- Task goal -
Nothing in the records may be left out or altered; reproduce them all exactly.
══════════
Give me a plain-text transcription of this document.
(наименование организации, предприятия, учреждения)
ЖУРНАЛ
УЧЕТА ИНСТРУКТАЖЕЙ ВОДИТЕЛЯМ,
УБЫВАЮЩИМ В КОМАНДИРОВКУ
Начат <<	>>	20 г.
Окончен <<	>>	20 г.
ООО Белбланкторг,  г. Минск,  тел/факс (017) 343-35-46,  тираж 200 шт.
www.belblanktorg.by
══════════
- Task solution -
Give me a plain-text transcription of this document.
(наименование организации, предприятия, учреждения)
ЖУРНАЛ
УЧЕТА ИНСТРУКТАЖЕЙ ВОДИТЕЛЯМ,
УБЫВАЮЩИМ В КОМАНДИРОВКУ
Начат <<	>>	20 г.
Окончен <<	>>	20 г.
ООО Белбланкторг,  г. Минск,  тел/факс (017) 343-35-46,  тираж 200 шт.
www.belblanktorg.by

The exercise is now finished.